-- begin MATERIAL SUPPLIED --
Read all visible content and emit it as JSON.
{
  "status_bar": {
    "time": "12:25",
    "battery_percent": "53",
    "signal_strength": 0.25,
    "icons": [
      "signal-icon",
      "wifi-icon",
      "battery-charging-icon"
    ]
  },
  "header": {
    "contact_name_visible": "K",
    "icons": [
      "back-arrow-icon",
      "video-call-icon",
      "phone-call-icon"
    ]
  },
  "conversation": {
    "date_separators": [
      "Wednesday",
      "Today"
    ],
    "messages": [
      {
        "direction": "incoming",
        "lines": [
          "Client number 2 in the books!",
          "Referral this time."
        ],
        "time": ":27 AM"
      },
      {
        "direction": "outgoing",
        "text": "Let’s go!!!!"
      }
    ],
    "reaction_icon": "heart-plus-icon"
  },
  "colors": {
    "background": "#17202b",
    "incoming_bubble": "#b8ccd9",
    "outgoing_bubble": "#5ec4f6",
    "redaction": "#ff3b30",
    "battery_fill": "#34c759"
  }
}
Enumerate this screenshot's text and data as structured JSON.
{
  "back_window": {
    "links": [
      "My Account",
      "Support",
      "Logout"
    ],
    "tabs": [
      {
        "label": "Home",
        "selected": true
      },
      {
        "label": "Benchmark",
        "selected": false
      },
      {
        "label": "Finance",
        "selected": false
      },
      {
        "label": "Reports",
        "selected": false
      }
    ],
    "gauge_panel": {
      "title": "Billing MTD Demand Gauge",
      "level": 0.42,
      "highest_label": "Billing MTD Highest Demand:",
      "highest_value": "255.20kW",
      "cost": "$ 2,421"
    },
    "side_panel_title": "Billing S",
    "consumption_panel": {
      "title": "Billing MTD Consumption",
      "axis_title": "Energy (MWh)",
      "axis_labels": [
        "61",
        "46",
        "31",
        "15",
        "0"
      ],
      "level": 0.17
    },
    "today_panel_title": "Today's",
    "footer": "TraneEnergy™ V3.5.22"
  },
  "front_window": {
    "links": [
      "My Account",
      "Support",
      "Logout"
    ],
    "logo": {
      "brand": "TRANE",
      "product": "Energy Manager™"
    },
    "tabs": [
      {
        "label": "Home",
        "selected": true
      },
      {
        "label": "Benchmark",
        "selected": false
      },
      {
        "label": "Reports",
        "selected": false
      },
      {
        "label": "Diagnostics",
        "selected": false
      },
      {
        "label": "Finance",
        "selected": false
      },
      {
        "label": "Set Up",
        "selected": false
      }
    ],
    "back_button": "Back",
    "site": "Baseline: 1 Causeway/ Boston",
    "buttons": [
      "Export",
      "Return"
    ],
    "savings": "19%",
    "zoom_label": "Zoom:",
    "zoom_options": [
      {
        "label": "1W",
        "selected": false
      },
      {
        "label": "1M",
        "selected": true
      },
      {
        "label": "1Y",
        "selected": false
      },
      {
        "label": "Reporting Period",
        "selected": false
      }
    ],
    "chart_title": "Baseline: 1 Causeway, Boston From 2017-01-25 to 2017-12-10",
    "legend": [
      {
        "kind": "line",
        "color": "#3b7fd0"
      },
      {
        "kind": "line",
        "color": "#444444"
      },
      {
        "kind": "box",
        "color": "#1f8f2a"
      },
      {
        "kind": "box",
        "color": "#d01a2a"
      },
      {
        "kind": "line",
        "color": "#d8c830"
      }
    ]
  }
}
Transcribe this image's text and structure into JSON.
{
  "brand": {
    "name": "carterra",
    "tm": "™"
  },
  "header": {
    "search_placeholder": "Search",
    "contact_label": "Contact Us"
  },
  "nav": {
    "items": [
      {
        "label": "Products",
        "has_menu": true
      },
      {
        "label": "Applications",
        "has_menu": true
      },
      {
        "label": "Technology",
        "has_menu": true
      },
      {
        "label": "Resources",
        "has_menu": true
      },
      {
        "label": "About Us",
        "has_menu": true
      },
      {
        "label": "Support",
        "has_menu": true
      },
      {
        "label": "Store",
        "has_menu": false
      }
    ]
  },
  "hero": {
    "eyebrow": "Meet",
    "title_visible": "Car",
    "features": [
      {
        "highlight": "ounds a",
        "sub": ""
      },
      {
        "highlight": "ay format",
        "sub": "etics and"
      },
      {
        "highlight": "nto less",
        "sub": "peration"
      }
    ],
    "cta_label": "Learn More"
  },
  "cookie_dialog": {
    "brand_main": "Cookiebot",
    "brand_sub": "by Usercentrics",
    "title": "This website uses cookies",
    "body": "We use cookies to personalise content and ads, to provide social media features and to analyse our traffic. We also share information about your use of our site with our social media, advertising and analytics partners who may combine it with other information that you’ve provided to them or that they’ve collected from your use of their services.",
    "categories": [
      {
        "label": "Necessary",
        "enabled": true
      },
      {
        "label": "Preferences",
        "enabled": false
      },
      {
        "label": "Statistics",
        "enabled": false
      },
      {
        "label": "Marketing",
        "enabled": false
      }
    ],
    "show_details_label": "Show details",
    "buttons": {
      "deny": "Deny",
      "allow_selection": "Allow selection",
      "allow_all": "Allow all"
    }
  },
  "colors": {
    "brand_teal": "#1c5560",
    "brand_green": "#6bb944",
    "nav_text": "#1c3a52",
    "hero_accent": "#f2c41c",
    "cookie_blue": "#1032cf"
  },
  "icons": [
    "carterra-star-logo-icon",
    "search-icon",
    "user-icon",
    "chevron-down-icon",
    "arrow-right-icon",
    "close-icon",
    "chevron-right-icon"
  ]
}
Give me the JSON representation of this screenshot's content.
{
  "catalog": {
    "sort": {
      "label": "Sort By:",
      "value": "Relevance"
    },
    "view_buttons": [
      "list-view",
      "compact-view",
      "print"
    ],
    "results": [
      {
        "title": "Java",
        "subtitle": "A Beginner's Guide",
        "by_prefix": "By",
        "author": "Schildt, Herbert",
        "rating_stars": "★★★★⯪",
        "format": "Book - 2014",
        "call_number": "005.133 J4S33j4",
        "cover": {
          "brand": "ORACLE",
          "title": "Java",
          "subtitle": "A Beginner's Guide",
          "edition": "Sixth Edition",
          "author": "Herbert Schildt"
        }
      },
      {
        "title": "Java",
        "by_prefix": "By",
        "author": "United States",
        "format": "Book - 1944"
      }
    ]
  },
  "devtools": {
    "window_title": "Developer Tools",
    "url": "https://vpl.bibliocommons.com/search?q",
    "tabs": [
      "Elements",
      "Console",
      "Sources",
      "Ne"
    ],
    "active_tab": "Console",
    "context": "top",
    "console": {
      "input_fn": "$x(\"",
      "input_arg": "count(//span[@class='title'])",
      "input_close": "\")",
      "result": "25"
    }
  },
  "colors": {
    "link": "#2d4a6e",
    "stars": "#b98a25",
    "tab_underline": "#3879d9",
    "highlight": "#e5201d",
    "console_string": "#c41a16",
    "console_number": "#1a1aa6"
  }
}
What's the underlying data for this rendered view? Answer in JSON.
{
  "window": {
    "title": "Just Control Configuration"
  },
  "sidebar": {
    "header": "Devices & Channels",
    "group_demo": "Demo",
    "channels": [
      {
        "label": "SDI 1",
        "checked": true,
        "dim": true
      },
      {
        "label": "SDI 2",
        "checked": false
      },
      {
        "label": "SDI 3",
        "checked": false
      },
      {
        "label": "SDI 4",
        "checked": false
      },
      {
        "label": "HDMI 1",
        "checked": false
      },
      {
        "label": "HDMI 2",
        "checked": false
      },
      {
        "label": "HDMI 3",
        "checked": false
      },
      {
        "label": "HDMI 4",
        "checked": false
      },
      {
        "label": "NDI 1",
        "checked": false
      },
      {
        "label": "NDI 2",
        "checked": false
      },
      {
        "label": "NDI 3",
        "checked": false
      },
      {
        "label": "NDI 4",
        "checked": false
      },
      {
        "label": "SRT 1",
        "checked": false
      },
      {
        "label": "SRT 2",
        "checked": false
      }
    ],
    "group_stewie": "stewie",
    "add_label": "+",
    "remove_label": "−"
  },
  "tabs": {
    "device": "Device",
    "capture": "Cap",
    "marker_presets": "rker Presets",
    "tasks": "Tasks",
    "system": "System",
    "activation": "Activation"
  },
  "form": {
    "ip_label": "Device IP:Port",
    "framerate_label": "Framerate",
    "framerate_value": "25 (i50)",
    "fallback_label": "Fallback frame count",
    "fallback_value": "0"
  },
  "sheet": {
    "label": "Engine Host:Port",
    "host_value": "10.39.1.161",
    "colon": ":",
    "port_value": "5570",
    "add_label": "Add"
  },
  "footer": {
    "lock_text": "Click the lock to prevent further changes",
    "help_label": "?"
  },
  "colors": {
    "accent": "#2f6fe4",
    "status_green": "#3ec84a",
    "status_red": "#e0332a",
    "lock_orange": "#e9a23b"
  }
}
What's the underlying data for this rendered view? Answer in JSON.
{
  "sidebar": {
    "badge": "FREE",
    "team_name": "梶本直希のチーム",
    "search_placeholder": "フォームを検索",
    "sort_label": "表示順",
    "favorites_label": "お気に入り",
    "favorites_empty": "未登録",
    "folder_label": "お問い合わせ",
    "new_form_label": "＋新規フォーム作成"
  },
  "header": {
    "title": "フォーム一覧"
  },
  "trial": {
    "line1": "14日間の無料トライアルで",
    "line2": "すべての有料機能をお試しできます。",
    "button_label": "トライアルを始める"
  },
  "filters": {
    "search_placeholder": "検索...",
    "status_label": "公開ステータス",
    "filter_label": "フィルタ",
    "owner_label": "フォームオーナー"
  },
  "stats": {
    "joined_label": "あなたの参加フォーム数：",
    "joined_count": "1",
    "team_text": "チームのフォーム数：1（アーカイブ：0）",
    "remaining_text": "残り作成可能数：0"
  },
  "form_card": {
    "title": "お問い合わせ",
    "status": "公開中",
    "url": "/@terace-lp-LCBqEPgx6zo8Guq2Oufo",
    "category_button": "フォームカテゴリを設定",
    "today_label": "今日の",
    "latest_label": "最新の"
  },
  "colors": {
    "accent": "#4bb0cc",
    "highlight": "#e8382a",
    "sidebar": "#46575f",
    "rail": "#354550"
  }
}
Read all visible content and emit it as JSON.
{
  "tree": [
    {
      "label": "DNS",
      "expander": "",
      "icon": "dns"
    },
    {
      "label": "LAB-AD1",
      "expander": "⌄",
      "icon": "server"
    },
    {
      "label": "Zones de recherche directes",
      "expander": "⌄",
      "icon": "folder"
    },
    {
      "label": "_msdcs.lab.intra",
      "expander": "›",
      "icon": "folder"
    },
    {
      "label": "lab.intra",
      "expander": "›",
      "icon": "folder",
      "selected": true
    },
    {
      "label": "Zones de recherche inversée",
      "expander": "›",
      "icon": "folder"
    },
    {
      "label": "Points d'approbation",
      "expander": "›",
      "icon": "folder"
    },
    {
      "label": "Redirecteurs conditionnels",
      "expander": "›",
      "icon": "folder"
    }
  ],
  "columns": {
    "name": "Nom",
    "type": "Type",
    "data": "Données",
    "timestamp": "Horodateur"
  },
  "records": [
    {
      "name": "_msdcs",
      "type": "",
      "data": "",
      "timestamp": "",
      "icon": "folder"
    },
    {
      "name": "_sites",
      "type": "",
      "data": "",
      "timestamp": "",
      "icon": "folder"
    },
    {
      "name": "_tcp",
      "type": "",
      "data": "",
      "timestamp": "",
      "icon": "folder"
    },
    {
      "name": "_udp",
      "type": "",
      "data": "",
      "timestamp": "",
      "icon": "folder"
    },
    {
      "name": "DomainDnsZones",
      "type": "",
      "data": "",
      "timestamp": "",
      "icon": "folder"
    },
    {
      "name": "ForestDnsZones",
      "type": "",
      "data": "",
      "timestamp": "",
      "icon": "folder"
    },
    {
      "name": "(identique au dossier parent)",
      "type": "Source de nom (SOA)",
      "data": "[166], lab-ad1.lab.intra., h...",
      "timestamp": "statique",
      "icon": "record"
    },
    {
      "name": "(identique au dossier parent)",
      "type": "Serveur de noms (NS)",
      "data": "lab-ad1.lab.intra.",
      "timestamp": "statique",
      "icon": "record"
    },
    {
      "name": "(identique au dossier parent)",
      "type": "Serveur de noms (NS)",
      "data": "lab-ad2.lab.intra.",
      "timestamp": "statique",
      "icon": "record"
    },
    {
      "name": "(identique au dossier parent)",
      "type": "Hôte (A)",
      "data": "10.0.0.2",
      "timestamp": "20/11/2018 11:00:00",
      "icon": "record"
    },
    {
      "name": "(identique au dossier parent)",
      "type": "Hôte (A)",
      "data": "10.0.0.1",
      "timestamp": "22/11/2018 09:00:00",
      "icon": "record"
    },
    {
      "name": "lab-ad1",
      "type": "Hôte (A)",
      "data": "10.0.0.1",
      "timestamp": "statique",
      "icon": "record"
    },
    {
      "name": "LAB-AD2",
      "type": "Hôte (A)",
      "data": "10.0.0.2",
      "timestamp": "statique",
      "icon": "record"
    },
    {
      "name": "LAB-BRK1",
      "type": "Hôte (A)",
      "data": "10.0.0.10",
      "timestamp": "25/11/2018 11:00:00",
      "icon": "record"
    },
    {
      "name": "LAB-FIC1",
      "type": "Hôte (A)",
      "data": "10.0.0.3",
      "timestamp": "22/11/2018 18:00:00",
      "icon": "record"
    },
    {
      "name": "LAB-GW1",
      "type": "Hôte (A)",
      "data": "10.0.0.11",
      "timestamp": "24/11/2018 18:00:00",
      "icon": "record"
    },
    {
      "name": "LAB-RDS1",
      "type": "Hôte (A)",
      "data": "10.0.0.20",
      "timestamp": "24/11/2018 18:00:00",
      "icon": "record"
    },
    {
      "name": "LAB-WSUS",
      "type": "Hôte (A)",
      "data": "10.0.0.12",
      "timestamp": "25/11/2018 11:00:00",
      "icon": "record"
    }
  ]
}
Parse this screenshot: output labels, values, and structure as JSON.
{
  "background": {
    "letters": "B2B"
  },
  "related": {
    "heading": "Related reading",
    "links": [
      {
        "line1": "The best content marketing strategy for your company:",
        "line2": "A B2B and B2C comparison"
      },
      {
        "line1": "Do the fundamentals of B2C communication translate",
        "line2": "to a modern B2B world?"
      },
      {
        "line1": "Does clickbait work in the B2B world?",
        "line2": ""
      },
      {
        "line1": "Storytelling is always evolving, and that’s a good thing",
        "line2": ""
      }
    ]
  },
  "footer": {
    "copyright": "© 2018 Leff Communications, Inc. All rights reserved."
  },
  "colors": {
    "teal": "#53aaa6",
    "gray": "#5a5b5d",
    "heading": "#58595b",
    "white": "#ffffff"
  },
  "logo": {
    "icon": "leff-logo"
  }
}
-- end MATERIAL SUPPLIED --
YOUR INSTRUCTIONS :: Find "intra". Copy every line it occurs in.

ANSWER FOR THE TASK ::
      "label": "_msdcs.lab.intra",
      "label": "lab.intra",
      "data": "[166], lab-ad1.lab.intra., h...",
      "data": "lab-ad1.lab.intra.",
      "data": "lab-ad2.lab.intra.",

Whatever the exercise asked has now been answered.